__Problem description__. All lines of the records below that contain the word "samt" must be listed.

Element data from apps and pages:
--------------------------------
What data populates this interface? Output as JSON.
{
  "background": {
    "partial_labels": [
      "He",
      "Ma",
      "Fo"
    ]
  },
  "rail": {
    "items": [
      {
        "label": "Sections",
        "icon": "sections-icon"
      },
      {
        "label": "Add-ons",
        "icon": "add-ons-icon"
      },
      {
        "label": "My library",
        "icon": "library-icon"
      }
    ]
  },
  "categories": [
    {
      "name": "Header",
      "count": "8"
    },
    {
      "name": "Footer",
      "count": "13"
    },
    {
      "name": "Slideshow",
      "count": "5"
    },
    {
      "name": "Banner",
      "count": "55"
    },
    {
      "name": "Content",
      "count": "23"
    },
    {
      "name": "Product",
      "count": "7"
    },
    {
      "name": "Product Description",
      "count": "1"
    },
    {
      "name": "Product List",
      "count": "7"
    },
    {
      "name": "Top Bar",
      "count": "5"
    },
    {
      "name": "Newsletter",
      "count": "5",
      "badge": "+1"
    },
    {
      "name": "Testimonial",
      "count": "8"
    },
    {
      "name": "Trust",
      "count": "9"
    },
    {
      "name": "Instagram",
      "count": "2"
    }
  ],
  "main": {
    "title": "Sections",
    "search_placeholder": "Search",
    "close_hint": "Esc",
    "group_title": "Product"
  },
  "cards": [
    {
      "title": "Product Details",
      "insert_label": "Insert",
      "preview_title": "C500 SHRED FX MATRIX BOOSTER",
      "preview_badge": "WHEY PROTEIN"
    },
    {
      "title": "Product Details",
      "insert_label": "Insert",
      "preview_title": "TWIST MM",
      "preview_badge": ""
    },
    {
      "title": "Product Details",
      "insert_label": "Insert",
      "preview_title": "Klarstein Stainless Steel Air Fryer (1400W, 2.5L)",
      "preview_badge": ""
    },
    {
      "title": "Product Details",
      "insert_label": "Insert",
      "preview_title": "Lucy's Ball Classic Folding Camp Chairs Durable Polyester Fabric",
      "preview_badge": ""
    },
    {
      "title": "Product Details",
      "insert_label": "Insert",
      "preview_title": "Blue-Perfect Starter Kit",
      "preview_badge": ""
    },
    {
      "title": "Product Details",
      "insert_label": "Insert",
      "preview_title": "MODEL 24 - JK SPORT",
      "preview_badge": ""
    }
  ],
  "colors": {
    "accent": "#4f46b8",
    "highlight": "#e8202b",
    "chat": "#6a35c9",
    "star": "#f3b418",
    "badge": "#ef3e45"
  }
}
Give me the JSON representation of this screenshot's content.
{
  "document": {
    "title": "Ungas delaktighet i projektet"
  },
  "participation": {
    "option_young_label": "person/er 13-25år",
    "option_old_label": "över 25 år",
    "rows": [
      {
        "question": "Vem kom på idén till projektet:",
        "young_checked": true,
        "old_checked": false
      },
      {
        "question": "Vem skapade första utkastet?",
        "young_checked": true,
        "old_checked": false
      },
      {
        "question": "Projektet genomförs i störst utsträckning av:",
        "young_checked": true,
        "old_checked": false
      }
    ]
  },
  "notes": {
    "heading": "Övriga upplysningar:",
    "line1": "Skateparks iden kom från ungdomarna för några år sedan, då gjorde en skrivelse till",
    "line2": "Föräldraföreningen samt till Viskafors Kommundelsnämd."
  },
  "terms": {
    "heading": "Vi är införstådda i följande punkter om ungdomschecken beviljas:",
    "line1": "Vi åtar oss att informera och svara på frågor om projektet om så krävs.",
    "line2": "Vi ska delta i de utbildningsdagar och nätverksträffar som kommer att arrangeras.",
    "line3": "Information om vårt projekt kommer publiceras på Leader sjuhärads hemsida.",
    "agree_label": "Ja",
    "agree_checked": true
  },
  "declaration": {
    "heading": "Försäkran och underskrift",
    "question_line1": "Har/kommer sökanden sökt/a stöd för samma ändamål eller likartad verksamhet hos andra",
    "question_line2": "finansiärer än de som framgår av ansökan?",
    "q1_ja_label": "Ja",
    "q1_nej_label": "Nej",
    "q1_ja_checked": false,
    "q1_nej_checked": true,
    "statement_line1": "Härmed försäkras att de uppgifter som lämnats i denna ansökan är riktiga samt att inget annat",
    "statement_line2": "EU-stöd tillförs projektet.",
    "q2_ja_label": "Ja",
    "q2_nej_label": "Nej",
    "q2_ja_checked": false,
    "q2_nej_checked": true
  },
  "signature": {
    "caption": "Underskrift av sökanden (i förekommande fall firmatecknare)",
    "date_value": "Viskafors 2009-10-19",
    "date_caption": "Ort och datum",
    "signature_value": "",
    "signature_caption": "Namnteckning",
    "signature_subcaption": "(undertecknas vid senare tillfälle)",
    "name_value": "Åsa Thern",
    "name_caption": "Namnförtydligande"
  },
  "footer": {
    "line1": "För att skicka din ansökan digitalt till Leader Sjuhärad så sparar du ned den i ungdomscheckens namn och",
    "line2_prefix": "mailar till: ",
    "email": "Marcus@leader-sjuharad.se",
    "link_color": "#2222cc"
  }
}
--------------------------------
__Answer for this exercise__.
    "line2": "Föräldraföreningen samt till Viskafors Kommundelsnämd."
    "statement_line1": "Härmed försäkras att de uppgifter som lämnats i denna ansökan är riktiga samt att inget annat",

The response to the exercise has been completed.